ENTRIES PROVIDED:
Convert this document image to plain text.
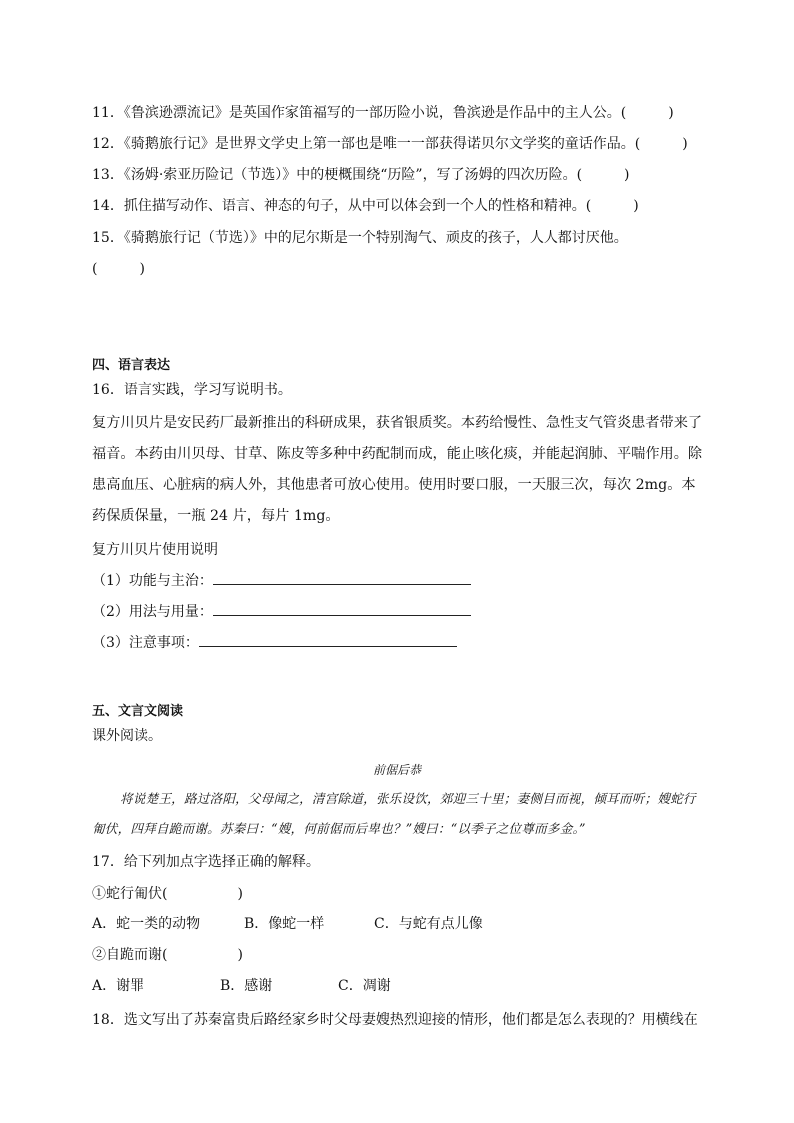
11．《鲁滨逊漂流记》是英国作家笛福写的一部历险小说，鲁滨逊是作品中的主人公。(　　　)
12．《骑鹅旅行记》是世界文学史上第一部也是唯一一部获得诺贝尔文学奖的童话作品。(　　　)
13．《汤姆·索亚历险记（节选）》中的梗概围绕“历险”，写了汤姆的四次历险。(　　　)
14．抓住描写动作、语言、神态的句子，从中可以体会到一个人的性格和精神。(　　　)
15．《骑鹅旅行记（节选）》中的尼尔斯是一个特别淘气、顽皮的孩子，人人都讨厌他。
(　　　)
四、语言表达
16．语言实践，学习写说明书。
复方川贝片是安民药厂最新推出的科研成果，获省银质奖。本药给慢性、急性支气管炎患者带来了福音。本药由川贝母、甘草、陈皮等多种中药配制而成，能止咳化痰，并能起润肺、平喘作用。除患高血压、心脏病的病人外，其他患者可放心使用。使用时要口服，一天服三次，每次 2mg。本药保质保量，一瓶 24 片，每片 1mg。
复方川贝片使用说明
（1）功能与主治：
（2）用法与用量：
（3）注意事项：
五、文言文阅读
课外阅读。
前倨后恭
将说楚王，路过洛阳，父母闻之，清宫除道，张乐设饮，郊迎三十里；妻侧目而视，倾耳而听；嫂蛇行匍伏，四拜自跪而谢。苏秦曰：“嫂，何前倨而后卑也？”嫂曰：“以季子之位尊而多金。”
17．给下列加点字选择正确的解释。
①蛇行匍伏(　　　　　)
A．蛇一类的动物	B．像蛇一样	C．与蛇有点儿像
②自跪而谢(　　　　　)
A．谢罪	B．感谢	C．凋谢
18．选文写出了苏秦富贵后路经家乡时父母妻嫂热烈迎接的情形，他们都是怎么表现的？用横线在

WORK TO COMPLETE: Give the number of lines in the records that contain the string "骑鹅旅行记", and nothing besides.

CORRECT OUTPUT: 2